======== EXERCISE MATERIALS ========
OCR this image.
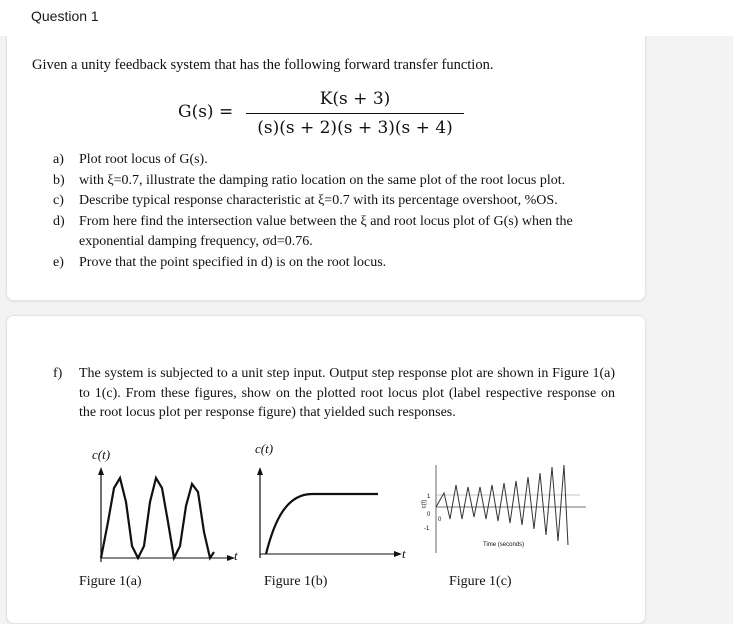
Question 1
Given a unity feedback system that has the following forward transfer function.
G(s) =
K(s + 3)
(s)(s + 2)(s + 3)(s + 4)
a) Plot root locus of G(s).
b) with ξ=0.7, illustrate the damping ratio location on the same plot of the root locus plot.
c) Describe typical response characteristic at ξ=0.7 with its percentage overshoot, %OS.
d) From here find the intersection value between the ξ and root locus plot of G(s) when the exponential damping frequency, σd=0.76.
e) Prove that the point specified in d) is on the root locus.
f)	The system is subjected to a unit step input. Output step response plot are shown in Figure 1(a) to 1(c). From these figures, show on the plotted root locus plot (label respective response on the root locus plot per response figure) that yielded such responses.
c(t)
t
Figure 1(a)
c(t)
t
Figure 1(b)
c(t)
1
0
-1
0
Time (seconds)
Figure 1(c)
========
#### [EXERCISE INSTRUCTIONS]
Copy the records above exactly. The pictures are not part of the copy.

#### [TASK OUTPUT]
OCR this image.
Question 1
Given a unity feedback system that has the following forward transfer function.
G(s) =
K(s + 3)
(s)(s + 2)(s + 3)(s + 4)
a) Plot root locus of G(s).
b) with ξ=0.7, illustrate the damping ratio location on the same plot of the root locus plot.
c) Describe typical response characteristic at ξ=0.7 with its percentage overshoot, %OS.
d) From here find the intersection value between the ξ and root locus plot of G(s) when the exponential damping frequency, σd=0.76.
e) Prove that the point specified in d) is on the root locus.
f)	The system is subjected to a unit step input. Output step response plot are shown in Figure 1(a) to 1(c). From these figures, show on the plotted root locus plot (label respective response on the root locus plot per response figure) that yielded such responses.
c(t)
t
Figure 1(a)
c(t)
t
Figure 1(b)
c(t)
1
0
-1
0
Time (seconds)
Figure 1(c)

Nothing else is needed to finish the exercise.